Exercise:
Output every line of the material exactly, omitting images.
^^^^^^^^^^^^^^^^
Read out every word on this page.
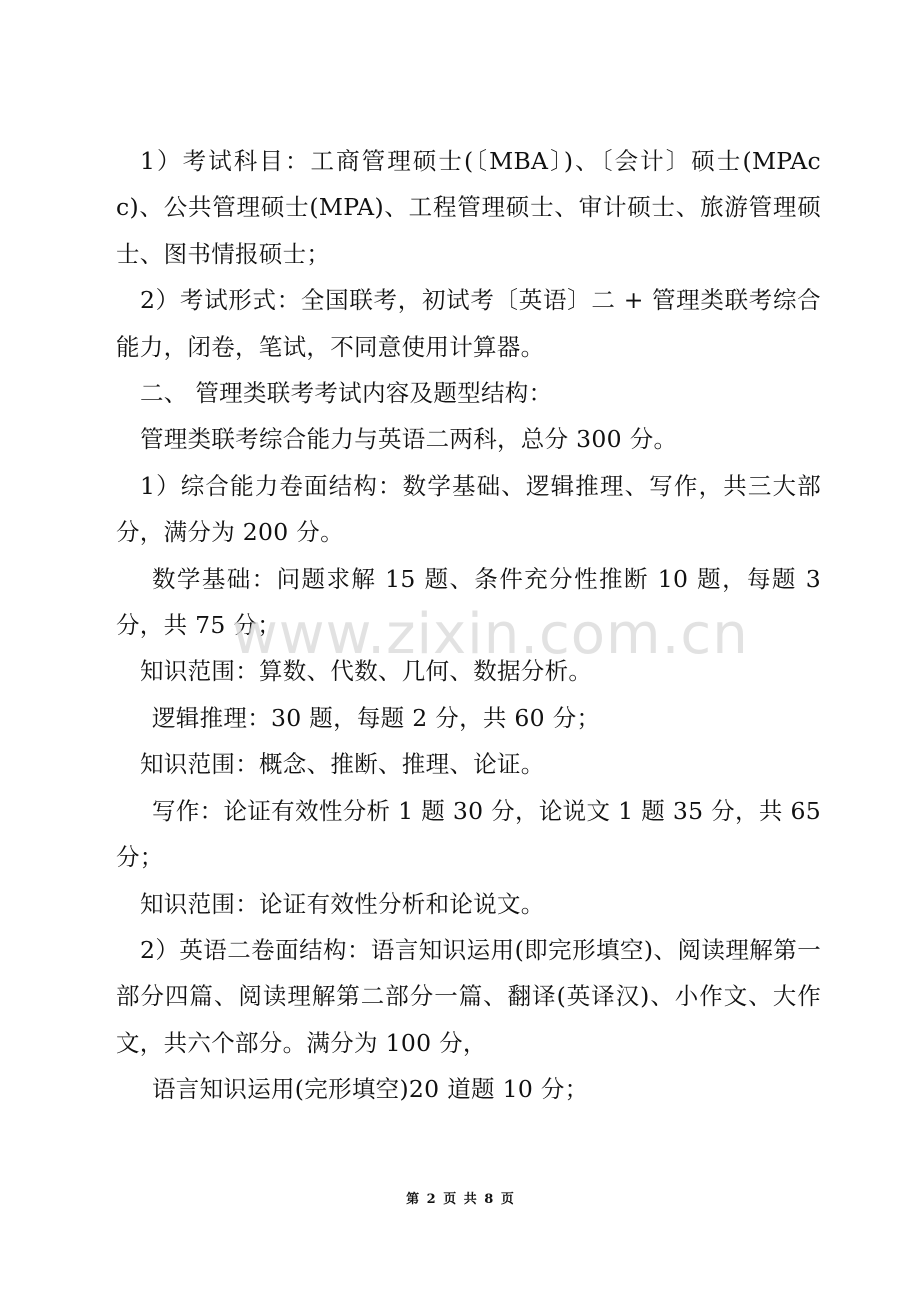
1）考试科目：工商管理硕士(〔MBA〕)、〔会计〕硕士(MPAcc)、公共管理硕士(MPA)、工程管理硕士、审计硕士、旅游管理硕士、图书情报硕士；

2）考试形式：全国联考，初试考〔英语〕二 + 管理类联考综合能力，闭卷，笔试，不同意使用计算器。

二、 管理类联考考试内容及题型结构：

管理类联考综合能力与英语二两科，总分 300 分。

1）综合能力卷面结构：数学基础、逻辑推理、写作，共三大部分，满分为 200 分。

数学基础：问题求解 15 题、条件充分性推断 10 题，每题 3 分，共 75 分；

知识范围：算数、代数、几何、数据分析。

逻辑推理：30 题，每题 2 分，共 60 分；

知识范围：概念、推断、推理、论证。

写作：论证有效性分析 1 题 30 分，论说文 1 题 35 分，共 65 分；

知识范围：论证有效性分析和论说文。

2）英语二卷面结构：语言知识运用(即完形填空)、阅读理解第一部分四篇、阅读理解第二部分一篇、翻译(英译汉)、小作文、大作文，共六个部分。满分为 100 分，

语言知识运用(完形填空)20 道题 10 分；

www.zixin.com.cn
第 2 页 共 8 页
^^^^^^^^^^^^^^^^
Answer for this exercise:
Read out every word on this page.
1）考试科目：工商管理硕士(〔MBA〕)、〔会计〕硕士(MPAcc)、公共管理硕士(MPA)、工程管理硕士、审计硕士、旅游管理硕士、图书情报硕士；

2）考试形式：全国联考，初试考〔英语〕二 + 管理类联考综合能力，闭卷，笔试，不同意使用计算器。

二、 管理类联考考试内容及题型结构：

管理类联考综合能力与英语二两科，总分 300 分。

1）综合能力卷面结构：数学基础、逻辑推理、写作，共三大部分，满分为 200 分。

数学基础：问题求解 15 题、条件充分性推断 10 题，每题 3 分，共 75 分；

知识范围：算数、代数、几何、数据分析。

逻辑推理：30 题，每题 2 分，共 60 分；

知识范围：概念、推断、推理、论证。

写作：论证有效性分析 1 题 30 分，论说文 1 题 35 分，共 65 分；

知识范围：论证有效性分析和论说文。

2）英语二卷面结构：语言知识运用(即完形填空)、阅读理解第一部分四篇、阅读理解第二部分一篇、翻译(英译汉)、小作文、大作文，共六个部分。满分为 100 分，

语言知识运用(完形填空)20 道题 10 分；

www.zixin.com.cn
第 2 页 共 8 页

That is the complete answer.